EXERCISE AIM. Pictures aside, quote the whole listing exactly.

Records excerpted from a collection
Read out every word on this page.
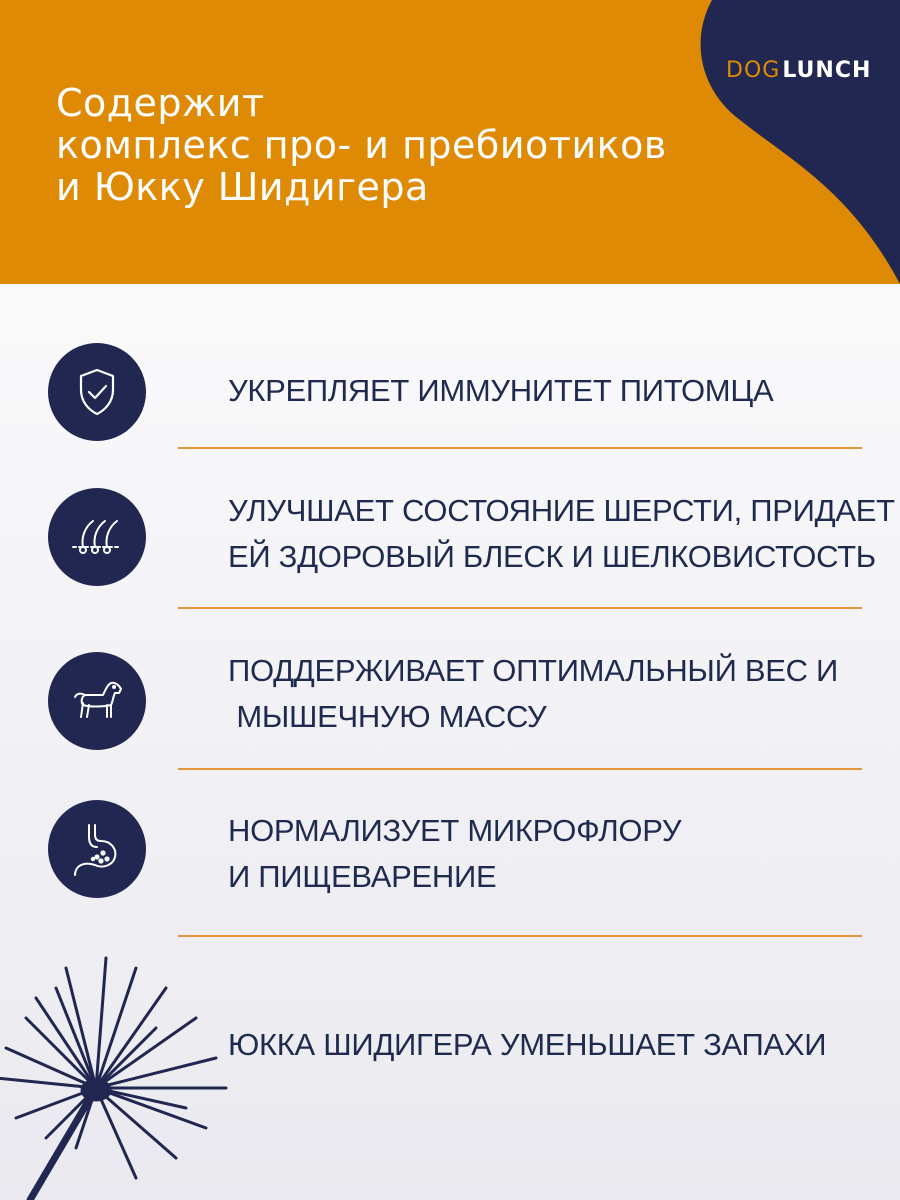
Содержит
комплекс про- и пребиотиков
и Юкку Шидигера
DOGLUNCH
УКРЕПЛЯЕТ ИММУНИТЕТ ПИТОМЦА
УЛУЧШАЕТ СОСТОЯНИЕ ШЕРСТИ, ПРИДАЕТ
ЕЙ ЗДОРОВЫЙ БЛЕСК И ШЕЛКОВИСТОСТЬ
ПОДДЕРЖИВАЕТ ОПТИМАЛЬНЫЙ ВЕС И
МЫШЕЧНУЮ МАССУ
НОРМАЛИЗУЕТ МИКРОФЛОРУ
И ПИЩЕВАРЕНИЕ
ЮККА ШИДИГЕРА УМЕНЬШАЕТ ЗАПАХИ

PROBLEM SOLUTION.
Read out every word on this page.
Содержит
комплекс про- и пребиотиков
и Юкку Шидигера
DOGLUNCH
УКРЕПЛЯЕТ ИММУНИТЕТ ПИТОМЦА
УЛУЧШАЕТ СОСТОЯНИЕ ШЕРСТИ, ПРИДАЕТ
ЕЙ ЗДОРОВЫЙ БЛЕСК И ШЕЛКОВИСТОСТЬ
ПОДДЕРЖИВАЕТ ОПТИМАЛЬНЫЙ ВЕС И
МЫШЕЧНУЮ МАССУ
НОРМАЛИЗУЕТ МИКРОФЛОРУ
И ПИЩЕВАРЕНИЕ
ЮККА ШИДИГЕРА УМЕНЬШАЕТ ЗАПАХИ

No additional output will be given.